PROBLEM TO WORK ON: Output the material below in its entirety, exactly as given.

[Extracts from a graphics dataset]
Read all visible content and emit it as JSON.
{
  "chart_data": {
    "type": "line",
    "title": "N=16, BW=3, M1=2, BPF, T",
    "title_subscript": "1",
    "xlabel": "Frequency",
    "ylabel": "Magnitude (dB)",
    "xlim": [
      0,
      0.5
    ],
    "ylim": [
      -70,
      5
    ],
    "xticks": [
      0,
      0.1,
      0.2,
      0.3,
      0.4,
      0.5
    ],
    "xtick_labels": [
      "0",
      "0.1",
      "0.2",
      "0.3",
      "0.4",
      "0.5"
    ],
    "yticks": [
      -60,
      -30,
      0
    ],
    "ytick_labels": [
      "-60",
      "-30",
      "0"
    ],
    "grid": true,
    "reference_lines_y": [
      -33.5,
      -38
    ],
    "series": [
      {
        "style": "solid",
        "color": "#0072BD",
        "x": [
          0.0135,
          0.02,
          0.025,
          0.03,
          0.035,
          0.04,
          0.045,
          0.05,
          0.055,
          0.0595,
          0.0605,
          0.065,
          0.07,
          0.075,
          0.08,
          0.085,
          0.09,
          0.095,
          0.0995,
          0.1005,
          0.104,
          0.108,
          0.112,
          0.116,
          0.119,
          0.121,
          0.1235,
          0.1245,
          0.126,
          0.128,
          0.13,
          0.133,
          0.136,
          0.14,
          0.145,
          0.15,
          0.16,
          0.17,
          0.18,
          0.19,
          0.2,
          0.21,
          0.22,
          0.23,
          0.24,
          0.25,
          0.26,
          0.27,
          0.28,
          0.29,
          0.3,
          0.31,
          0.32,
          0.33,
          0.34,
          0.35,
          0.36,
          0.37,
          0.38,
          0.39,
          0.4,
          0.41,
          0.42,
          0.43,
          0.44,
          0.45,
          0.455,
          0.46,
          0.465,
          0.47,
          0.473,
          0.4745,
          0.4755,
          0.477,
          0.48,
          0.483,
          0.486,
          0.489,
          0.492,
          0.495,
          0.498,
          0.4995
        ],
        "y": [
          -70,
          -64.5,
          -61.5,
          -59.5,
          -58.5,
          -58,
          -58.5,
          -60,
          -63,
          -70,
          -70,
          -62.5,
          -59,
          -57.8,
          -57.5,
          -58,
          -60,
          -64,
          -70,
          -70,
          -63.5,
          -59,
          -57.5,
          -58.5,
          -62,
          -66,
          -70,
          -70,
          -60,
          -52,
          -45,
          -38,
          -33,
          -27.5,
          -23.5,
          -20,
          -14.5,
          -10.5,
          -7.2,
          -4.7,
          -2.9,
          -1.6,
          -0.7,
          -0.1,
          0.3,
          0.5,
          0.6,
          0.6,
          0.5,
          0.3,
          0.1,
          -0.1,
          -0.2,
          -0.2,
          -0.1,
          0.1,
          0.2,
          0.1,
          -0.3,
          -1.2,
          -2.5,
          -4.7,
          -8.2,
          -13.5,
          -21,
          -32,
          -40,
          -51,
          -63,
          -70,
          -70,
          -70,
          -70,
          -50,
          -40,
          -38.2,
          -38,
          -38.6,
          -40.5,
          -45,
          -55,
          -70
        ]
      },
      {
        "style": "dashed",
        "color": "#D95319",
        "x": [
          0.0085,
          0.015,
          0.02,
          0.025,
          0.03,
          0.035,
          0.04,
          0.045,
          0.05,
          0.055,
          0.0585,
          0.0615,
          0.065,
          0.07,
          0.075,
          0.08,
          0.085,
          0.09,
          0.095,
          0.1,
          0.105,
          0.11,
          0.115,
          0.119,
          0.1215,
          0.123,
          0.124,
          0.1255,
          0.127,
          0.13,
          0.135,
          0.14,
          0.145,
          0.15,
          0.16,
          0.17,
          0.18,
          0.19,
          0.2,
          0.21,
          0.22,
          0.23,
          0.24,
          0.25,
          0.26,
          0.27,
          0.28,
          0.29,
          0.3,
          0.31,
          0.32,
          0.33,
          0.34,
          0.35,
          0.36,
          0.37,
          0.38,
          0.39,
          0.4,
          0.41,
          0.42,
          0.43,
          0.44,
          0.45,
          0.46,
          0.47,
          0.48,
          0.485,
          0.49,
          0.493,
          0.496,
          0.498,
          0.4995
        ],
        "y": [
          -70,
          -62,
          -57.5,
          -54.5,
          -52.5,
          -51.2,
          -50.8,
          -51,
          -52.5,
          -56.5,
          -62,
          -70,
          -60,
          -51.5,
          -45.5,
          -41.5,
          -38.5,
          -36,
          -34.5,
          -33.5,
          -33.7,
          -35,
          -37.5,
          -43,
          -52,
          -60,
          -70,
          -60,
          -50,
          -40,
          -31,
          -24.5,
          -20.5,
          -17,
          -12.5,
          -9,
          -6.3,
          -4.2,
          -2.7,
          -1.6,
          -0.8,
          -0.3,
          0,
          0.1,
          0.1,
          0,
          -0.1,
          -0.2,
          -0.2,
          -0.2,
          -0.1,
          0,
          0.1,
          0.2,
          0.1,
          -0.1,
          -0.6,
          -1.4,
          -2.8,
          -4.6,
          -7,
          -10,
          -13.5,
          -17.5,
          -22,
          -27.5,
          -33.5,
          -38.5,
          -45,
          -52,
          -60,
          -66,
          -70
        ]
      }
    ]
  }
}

RESULT OF THIS TASK:
Read all visible content and emit it as JSON.
{
  "chart_data": {
    "type": "line",
    "title": "N=16, BW=3, M1=2, BPF, T",
    "title_subscript": "1",
    "xlabel": "Frequency",
    "ylabel": "Magnitude (dB)",
    "xlim": [
      0,
      0.5
    ],
    "ylim": [
      -70,
      5
    ],
    "xticks": [
      0,
      0.1,
      0.2,
      0.3,
      0.4,
      0.5
    ],
    "xtick_labels": [
      "0",
      "0.1",
      "0.2",
      "0.3",
      "0.4",
      "0.5"
    ],
    "yticks": [
      -60,
      -30,
      0
    ],
    "ytick_labels": [
      "-60",
      "-30",
      "0"
    ],
    "grid": true,
    "reference_lines_y": [
      -33.5,
      -38
    ],
    "series": [
      {
        "style": "solid",
        "color": "#0072BD",
        "x": [
          0.0135,
          0.02,
          0.025,
          0.03,
          0.035,
          0.04,
          0.045,
          0.05,
          0.055,
          0.0595,
          0.0605,
          0.065,
          0.07,
          0.075,
          0.08,
          0.085,
          0.09,
          0.095,
          0.0995,
          0.1005,
          0.104,
          0.108,
          0.112,
          0.116,
          0.119,
          0.121,
          0.1235,
          0.1245,
          0.126,
          0.128,
          0.13,
          0.133,
          0.136,
          0.14,
          0.145,
          0.15,
          0.16,
          0.17,
          0.18,
          0.19,
          0.2,
          0.21,
          0.22,
          0.23,
          0.24,
          0.25,
          0.26,
          0.27,
          0.28,
          0.29,
          0.3,
          0.31,
          0.32,
          0.33,
          0.34,
          0.35,
          0.36,
          0.37,
          0.38,
          0.39,
          0.4,
          0.41,
          0.42,
          0.43,
          0.44,
          0.45,
          0.455,
          0.46,
          0.465,
          0.47,
          0.473,
          0.4745,
          0.4755,
          0.477,
          0.48,
          0.483,
          0.486,
          0.489,
          0.492,
          0.495,
          0.498,
          0.4995
        ],
        "y": [
          -70,
          -64.5,
          -61.5,
          -59.5,
          -58.5,
          -58,
          -58.5,
          -60,
          -63,
          -70,
          -70,
          -62.5,
          -59,
          -57.8,
          -57.5,
          -58,
          -60,
          -64,
          -70,
          -70,
          -63.5,
          -59,
          -57.5,
          -58.5,
          -62,
          -66,
          -70,
          -70,
          -60,
          -52,
          -45,
          -38,
          -33,
          -27.5,
          -23.5,
          -20,
          -14.5,
          -10.5,
          -7.2,
          -4.7,
          -2.9,
          -1.6,
          -0.7,
          -0.1,
          0.3,
          0.5,
          0.6,
          0.6,
          0.5,
          0.3,
          0.1,
          -0.1,
          -0.2,
          -0.2,
          -0.1,
          0.1,
          0.2,
          0.1,
          -0.3,
          -1.2,
          -2.5,
          -4.7,
          -8.2,
          -13.5,
          -21,
          -32,
          -40,
          -51,
          -63,
          -70,
          -70,
          -70,
          -70,
          -50,
          -40,
          -38.2,
          -38,
          -38.6,
          -40.5,
          -45,
          -55,
          -70
        ]
      },
      {
        "style": "dashed",
        "color": "#D95319",
        "x": [
          0.0085,
          0.015,
          0.02,
          0.025,
          0.03,
          0.035,
          0.04,
          0.045,
          0.05,
          0.055,
          0.0585,
          0.0615,
          0.065,
          0.07,
          0.075,
          0.08,
          0.085,
          0.09,
          0.095,
          0.1,
          0.105,
          0.11,
          0.115,
          0.119,
          0.1215,
          0.123,
          0.124,
          0.1255,
          0.127,
          0.13,
          0.135,
          0.14,
          0.145,
          0.15,
          0.16,
          0.17,
          0.18,
          0.19,
          0.2,
          0.21,
          0.22,
          0.23,
          0.24,
          0.25,
          0.26,
          0.27,
          0.28,
          0.29,
          0.3,
          0.31,
          0.32,
          0.33,
          0.34,
          0.35,
          0.36,
          0.37,
          0.38,
          0.39,
          0.4,
          0.41,
          0.42,
          0.43,
          0.44,
          0.45,
          0.46,
          0.47,
          0.48,
          0.485,
          0.49,
          0.493,
          0.496,
          0.498,
          0.4995
        ],
        "y": [
          -70,
          -62,
          -57.5,
          -54.5,
          -52.5,
          -51.2,
          -50.8,
          -51,
          -52.5,
          -56.5,
          -62,
          -70,
          -60,
          -51.5,
          -45.5,
          -41.5,
          -38.5,
          -36,
          -34.5,
          -33.5,
          -33.7,
          -35,
          -37.5,
          -43,
          -52,
          -60,
          -70,
          -60,
          -50,
          -40,
          -31,
          -24.5,
          -20.5,
          -17,
          -12.5,
          -9,
          -6.3,
          -4.2,
          -2.7,
          -1.6,
          -0.8,
          -0.3,
          0,
          0.1,
          0.1,
          0,
          -0.1,
          -0.2,
          -0.2,
          -0.2,
          -0.1,
          0,
          0.1,
          0.2,
          0.1,
          -0.1,
          -0.6,
          -1.4,
          -2.8,
          -4.6,
          -7,
          -10,
          -13.5,
          -17.5,
          -22,
          -27.5,
          -33.5,
          -38.5,
          -45,
          -52,
          -60,
          -66,
          -70
        ]
      }
    ]
  }
}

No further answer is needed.